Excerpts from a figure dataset
+-------+

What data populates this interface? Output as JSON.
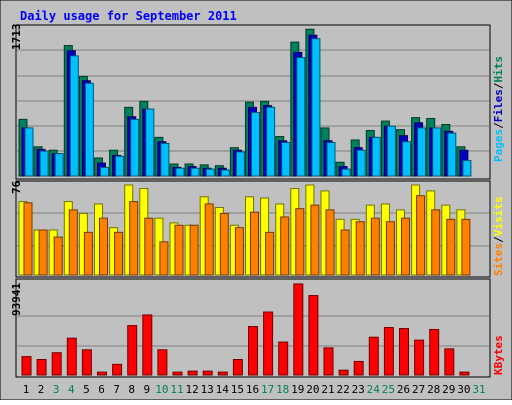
{
  "chart_data": [
    {
      "type": "bar",
      "panel": "hits",
      "title": "Daily usage for September 2011",
      "ylabel_max": "1713",
      "right_label": [
        "Pages",
        "/",
        "Files",
        "/",
        "Hits"
      ],
      "categories": [
        "1",
        "2",
        "3",
        "4",
        "5",
        "6",
        "7",
        "8",
        "9",
        "10",
        "11",
        "12",
        "13",
        "14",
        "15",
        "16",
        "17",
        "18",
        "19",
        "20",
        "21",
        "22",
        "23",
        "24",
        "25",
        "26",
        "27",
        "28",
        "29",
        "30",
        "31"
      ],
      "weekend_days": [
        "3",
        "4",
        "10",
        "11",
        "17",
        "18",
        "24",
        "25",
        "31"
      ],
      "ylim": [
        0,
        1713
      ],
      "series": [
        {
          "name": "Hits",
          "color": "#00805c",
          "values": [
            660,
            340,
            300,
            1520,
            1160,
            210,
            300,
            800,
            870,
            450,
            140,
            140,
            130,
            120,
            330,
            860,
            870,
            460,
            1560,
            1710,
            560,
            160,
            420,
            530,
            640,
            540,
            680,
            670,
            600,
            340,
            0
          ]
        },
        {
          "name": "Files",
          "color": "#0000c0",
          "values": [
            560,
            310,
            260,
            1460,
            1110,
            150,
            240,
            690,
            780,
            400,
            100,
            110,
            90,
            90,
            300,
            800,
            820,
            410,
            1440,
            1640,
            410,
            110,
            330,
            450,
            580,
            470,
            620,
            560,
            520,
            300,
            0
          ]
        },
        {
          "name": "Pages",
          "color": "#00c0ff",
          "values": [
            560,
            290,
            260,
            1400,
            1080,
            100,
            230,
            660,
            780,
            380,
            90,
            90,
            80,
            70,
            280,
            740,
            800,
            390,
            1380,
            1600,
            390,
            80,
            300,
            450,
            580,
            400,
            560,
            560,
            500,
            180,
            0
          ]
        }
      ]
    },
    {
      "type": "bar",
      "panel": "visits",
      "ylabel_max": "76",
      "right_label": [
        "Sites",
        "/",
        "Visits"
      ],
      "categories": [
        "1",
        "2",
        "3",
        "4",
        "5",
        "6",
        "7",
        "8",
        "9",
        "10",
        "11",
        "12",
        "13",
        "14",
        "15",
        "16",
        "17",
        "18",
        "19",
        "20",
        "21",
        "22",
        "23",
        "24",
        "25",
        "26",
        "27",
        "28",
        "29",
        "30",
        "31"
      ],
      "ylim": [
        0,
        76
      ],
      "series": [
        {
          "name": "Visits",
          "color": "#ffff00",
          "values": [
            62,
            38,
            38,
            62,
            52,
            60,
            40,
            76,
            73,
            48,
            44,
            42,
            66,
            57,
            42,
            66,
            65,
            60,
            73,
            76,
            71,
            47,
            47,
            59,
            60,
            55,
            76,
            71,
            59,
            55,
            0
          ]
        },
        {
          "name": "Sites",
          "color": "#ff8000",
          "values": [
            61,
            38,
            32,
            55,
            36,
            48,
            36,
            62,
            48,
            28,
            42,
            42,
            60,
            52,
            40,
            53,
            36,
            49,
            56,
            59,
            55,
            38,
            45,
            48,
            45,
            48,
            67,
            55,
            47,
            47,
            0
          ]
        }
      ]
    },
    {
      "type": "bar",
      "panel": "kbytes",
      "ylabel_max": "93941",
      "right_label": [
        "KBytes"
      ],
      "categories": [
        "1",
        "2",
        "3",
        "4",
        "5",
        "6",
        "7",
        "8",
        "9",
        "10",
        "11",
        "12",
        "13",
        "14",
        "15",
        "16",
        "17",
        "18",
        "19",
        "20",
        "21",
        "22",
        "23",
        "24",
        "25",
        "26",
        "27",
        "28",
        "29",
        "30",
        "31"
      ],
      "ylim": [
        0,
        93941
      ],
      "series": [
        {
          "name": "KBytes",
          "color": "#ff0000",
          "values": [
            19000,
            16000,
            23000,
            38000,
            26000,
            3000,
            11000,
            51000,
            62000,
            26000,
            3000,
            4000,
            4000,
            3000,
            16000,
            50000,
            65000,
            34000,
            94000,
            82000,
            28000,
            5000,
            14000,
            39000,
            49000,
            48000,
            36000,
            47000,
            27000,
            3000,
            0
          ]
        }
      ]
    }
  ]
}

+-------+

Your goal |
Drop the pictures and reproduce the rest of the entries above exactly.

Task response |
What data populates this interface? Output as JSON.
{
  "chart_data": [
    {
      "type": "bar",
      "panel": "hits",
      "title": "Daily usage for September 2011",
      "ylabel_max": "1713",
      "right_label": [
        "Pages",
        "/",
        "Files",
        "/",
        "Hits"
      ],
      "categories": [
        "1",
        "2",
        "3",
        "4",
        "5",
        "6",
        "7",
        "8",
        "9",
        "10",
        "11",
        "12",
        "13",
        "14",
        "15",
        "16",
        "17",
        "18",
        "19",
        "20",
        "21",
        "22",
        "23",
        "24",
        "25",
        "26",
        "27",
        "28",
        "29",
        "30",
        "31"
      ],
      "weekend_days": [
        "3",
        "4",
        "10",
        "11",
        "17",
        "18",
        "24",
        "25",
        "31"
      ],
      "ylim": [
        0,
        1713
      ],
      "series": [
        {
          "name": "Hits",
          "color": "#00805c",
          "values": [
            660,
            340,
            300,
            1520,
            1160,
            210,
            300,
            800,
            870,
            450,
            140,
            140,
            130,
            120,
            330,
            860,
            870,
            460,
            1560,
            1710,
            560,
            160,
            420,
            530,
            640,
            540,
            680,
            670,
            600,
            340,
            0
          ]
        },
        {
          "name": "Files",
          "color": "#0000c0",
          "values": [
            560,
            310,
            260,
            1460,
            1110,
            150,
            240,
            690,
            780,
            400,
            100,
            110,
            90,
            90,
            300,
            800,
            820,
            410,
            1440,
            1640,
            410,
            110,
            330,
            450,
            580,
            470,
            620,
            560,
            520,
            300,
            0
          ]
        },
        {
          "name": "Pages",
          "color": "#00c0ff",
          "values": [
            560,
            290,
            260,
            1400,
            1080,
            100,
            230,
            660,
            780,
            380,
            90,
            90,
            80,
            70,
            280,
            740,
            800,
            390,
            1380,
            1600,
            390,
            80,
            300,
            450,
            580,
            400,
            560,
            560,
            500,
            180,
            0
          ]
        }
      ]
    },
    {
      "type": "bar",
      "panel": "visits",
      "ylabel_max": "76",
      "right_label": [
        "Sites",
        "/",
        "Visits"
      ],
      "categories": [
        "1",
        "2",
        "3",
        "4",
        "5",
        "6",
        "7",
        "8",
        "9",
        "10",
        "11",
        "12",
        "13",
        "14",
        "15",
        "16",
        "17",
        "18",
        "19",
        "20",
        "21",
        "22",
        "23",
        "24",
        "25",
        "26",
        "27",
        "28",
        "29",
        "30",
        "31"
      ],
      "ylim": [
        0,
        76
      ],
      "series": [
        {
          "name": "Visits",
          "color": "#ffff00",
          "values": [
            62,
            38,
            38,
            62,
            52,
            60,
            40,
            76,
            73,
            48,
            44,
            42,
            66,
            57,
            42,
            66,
            65,
            60,
            73,
            76,
            71,
            47,
            47,
            59,
            60,
            55,
            76,
            71,
            59,
            55,
            0
          ]
        },
        {
          "name": "Sites",
          "color": "#ff8000",
          "values": [
            61,
            38,
            32,
            55,
            36,
            48,
            36,
            62,
            48,
            28,
            42,
            42,
            60,
            52,
            40,
            53,
            36,
            49,
            56,
            59,
            55,
            38,
            45,
            48,
            45,
            48,
            67,
            55,
            47,
            47,
            0
          ]
        }
      ]
    },
    {
      "type": "bar",
      "panel": "kbytes",
      "ylabel_max": "93941",
      "right_label": [
        "KBytes"
      ],
      "categories": [
        "1",
        "2",
        "3",
        "4",
        "5",
        "6",
        "7",
        "8",
        "9",
        "10",
        "11",
        "12",
        "13",
        "14",
        "15",
        "16",
        "17",
        "18",
        "19",
        "20",
        "21",
        "22",
        "23",
        "24",
        "25",
        "26",
        "27",
        "28",
        "29",
        "30",
        "31"
      ],
      "ylim": [
        0,
        93941
      ],
      "series": [
        {
          "name": "KBytes",
          "color": "#ff0000",
          "values": [
            19000,
            16000,
            23000,
            38000,
            26000,
            3000,
            11000,
            51000,
            62000,
            26000,
            3000,
            4000,
            4000,
            3000,
            16000,
            50000,
            65000,
            34000,
            94000,
            82000,
            28000,
            5000,
            14000,
            39000,
            49000,
            48000,
            36000,
            47000,
            27000,
            3000,
            0
          ]
        }
      ]
    }
  ]
}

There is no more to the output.